(Items listed in a dataset)
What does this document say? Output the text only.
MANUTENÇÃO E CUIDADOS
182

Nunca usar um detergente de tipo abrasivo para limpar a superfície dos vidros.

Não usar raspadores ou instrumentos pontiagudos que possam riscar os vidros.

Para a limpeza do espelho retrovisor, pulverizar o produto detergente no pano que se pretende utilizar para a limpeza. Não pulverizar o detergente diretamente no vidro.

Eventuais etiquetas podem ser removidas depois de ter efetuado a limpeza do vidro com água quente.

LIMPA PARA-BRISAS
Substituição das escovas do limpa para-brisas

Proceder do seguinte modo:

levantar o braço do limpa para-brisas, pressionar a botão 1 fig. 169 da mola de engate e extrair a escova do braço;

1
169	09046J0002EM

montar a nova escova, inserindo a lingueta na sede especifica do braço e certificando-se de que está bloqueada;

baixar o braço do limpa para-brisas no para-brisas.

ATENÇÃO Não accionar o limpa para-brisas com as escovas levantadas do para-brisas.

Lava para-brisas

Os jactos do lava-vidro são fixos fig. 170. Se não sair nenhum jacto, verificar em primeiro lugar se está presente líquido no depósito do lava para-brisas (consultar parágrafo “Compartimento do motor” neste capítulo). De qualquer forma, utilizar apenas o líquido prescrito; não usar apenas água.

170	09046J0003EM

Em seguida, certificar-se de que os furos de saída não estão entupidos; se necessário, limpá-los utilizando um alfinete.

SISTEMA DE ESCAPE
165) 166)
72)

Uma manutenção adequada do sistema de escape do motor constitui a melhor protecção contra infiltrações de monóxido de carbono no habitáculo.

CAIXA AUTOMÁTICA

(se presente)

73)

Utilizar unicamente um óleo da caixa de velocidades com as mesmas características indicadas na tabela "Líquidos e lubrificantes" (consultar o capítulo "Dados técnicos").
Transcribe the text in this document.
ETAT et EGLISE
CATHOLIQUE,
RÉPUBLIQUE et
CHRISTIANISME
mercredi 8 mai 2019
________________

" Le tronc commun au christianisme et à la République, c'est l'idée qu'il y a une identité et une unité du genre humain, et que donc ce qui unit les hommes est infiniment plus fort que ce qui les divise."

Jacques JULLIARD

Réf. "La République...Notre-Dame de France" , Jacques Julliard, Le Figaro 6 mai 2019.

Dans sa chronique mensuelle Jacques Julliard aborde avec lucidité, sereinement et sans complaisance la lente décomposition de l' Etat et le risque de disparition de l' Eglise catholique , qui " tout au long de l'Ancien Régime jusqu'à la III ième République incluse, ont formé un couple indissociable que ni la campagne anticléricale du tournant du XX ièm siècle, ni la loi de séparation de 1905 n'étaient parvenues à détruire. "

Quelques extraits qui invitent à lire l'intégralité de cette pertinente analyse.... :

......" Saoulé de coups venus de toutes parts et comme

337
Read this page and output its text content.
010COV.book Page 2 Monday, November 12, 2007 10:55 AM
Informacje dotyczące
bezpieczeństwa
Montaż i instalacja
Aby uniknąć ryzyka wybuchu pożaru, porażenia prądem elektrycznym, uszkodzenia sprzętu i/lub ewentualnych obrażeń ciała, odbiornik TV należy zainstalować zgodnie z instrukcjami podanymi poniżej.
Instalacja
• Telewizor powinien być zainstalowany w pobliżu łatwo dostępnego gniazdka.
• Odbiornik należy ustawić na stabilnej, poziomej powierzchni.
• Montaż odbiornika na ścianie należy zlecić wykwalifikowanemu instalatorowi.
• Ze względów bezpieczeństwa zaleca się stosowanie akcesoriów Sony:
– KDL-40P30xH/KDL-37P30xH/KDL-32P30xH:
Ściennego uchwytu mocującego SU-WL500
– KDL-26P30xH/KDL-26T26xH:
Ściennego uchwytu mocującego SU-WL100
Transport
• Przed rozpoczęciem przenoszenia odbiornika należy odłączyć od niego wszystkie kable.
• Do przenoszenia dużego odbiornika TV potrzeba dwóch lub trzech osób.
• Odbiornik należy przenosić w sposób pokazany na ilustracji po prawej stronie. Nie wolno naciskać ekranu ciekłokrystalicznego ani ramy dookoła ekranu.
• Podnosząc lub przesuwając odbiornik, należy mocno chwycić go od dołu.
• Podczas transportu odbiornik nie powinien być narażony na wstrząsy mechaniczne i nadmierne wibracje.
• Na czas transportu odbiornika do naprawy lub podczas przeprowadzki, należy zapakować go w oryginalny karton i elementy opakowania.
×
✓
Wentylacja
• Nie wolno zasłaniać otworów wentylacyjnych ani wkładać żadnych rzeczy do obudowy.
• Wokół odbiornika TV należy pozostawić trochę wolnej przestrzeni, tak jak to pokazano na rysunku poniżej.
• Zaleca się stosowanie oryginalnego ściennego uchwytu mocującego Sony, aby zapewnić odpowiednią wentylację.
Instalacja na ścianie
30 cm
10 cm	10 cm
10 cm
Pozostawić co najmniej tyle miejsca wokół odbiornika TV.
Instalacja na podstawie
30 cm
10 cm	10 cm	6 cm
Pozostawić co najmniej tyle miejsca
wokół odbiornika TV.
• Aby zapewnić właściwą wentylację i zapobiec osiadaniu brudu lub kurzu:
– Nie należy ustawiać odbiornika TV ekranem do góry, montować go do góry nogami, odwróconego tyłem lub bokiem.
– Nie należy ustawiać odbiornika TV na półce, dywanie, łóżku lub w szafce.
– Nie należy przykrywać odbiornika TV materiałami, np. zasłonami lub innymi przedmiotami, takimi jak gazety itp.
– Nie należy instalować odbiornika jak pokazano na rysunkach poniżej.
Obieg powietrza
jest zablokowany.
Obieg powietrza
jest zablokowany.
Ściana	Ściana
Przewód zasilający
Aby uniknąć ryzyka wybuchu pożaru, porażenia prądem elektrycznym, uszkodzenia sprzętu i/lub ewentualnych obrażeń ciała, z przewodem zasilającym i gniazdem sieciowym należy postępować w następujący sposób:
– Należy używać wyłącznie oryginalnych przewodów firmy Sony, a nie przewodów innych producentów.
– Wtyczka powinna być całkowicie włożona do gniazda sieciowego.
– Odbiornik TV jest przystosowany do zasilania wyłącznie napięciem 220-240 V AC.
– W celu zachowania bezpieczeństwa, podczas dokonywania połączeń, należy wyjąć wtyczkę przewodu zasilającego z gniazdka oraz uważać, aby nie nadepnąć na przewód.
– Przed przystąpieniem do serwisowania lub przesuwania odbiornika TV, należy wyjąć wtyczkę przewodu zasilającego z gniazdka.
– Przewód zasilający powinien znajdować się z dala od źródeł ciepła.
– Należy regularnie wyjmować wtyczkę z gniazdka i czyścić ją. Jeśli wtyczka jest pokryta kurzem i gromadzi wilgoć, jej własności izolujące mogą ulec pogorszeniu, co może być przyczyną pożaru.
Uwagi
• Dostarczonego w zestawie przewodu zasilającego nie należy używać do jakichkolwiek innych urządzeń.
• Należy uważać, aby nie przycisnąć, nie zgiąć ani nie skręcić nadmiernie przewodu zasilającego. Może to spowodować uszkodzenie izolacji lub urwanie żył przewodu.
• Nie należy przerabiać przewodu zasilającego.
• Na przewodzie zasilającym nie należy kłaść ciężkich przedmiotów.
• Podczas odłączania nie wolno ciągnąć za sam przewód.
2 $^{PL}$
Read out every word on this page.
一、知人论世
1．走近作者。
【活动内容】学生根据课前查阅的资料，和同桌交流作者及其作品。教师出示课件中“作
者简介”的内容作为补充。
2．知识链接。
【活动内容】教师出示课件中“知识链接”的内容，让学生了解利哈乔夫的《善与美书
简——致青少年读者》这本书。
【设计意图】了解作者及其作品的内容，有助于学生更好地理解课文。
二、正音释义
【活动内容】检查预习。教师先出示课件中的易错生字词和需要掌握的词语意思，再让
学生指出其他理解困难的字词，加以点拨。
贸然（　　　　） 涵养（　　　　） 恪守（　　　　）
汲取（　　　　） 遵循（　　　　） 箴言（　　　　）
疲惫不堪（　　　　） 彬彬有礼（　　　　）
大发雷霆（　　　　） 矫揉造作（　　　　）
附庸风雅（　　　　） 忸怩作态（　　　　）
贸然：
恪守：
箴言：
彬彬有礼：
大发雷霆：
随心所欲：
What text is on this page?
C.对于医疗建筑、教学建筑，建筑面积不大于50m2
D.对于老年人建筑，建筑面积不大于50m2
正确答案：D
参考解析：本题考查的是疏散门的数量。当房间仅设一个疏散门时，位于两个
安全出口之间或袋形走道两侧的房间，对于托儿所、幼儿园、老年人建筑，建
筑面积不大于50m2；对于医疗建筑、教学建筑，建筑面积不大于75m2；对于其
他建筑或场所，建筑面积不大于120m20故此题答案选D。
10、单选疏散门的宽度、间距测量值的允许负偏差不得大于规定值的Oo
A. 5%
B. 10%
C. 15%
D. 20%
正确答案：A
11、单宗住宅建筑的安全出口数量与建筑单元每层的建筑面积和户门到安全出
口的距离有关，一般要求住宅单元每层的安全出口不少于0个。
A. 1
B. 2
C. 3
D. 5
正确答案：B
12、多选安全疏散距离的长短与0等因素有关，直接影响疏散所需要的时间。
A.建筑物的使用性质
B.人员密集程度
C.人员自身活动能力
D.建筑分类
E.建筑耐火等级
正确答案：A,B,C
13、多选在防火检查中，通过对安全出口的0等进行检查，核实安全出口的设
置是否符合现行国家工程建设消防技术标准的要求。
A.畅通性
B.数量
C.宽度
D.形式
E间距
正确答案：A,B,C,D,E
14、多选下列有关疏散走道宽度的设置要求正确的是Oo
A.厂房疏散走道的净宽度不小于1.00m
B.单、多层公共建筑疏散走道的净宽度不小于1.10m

● **WHAT YOU ARE ASKED TO DO**:
Using the listing above, show each line holding the string "używać".

● **EXERCISE RESPONSE**:
– Należy używać wyłącznie oryginalnych przewodów firmy Sony, a nie przewodów innych producentów.
• Dostarczonego w zestawie przewodu zasilającego nie należy używać do jakichkolwiek innych urządzeń.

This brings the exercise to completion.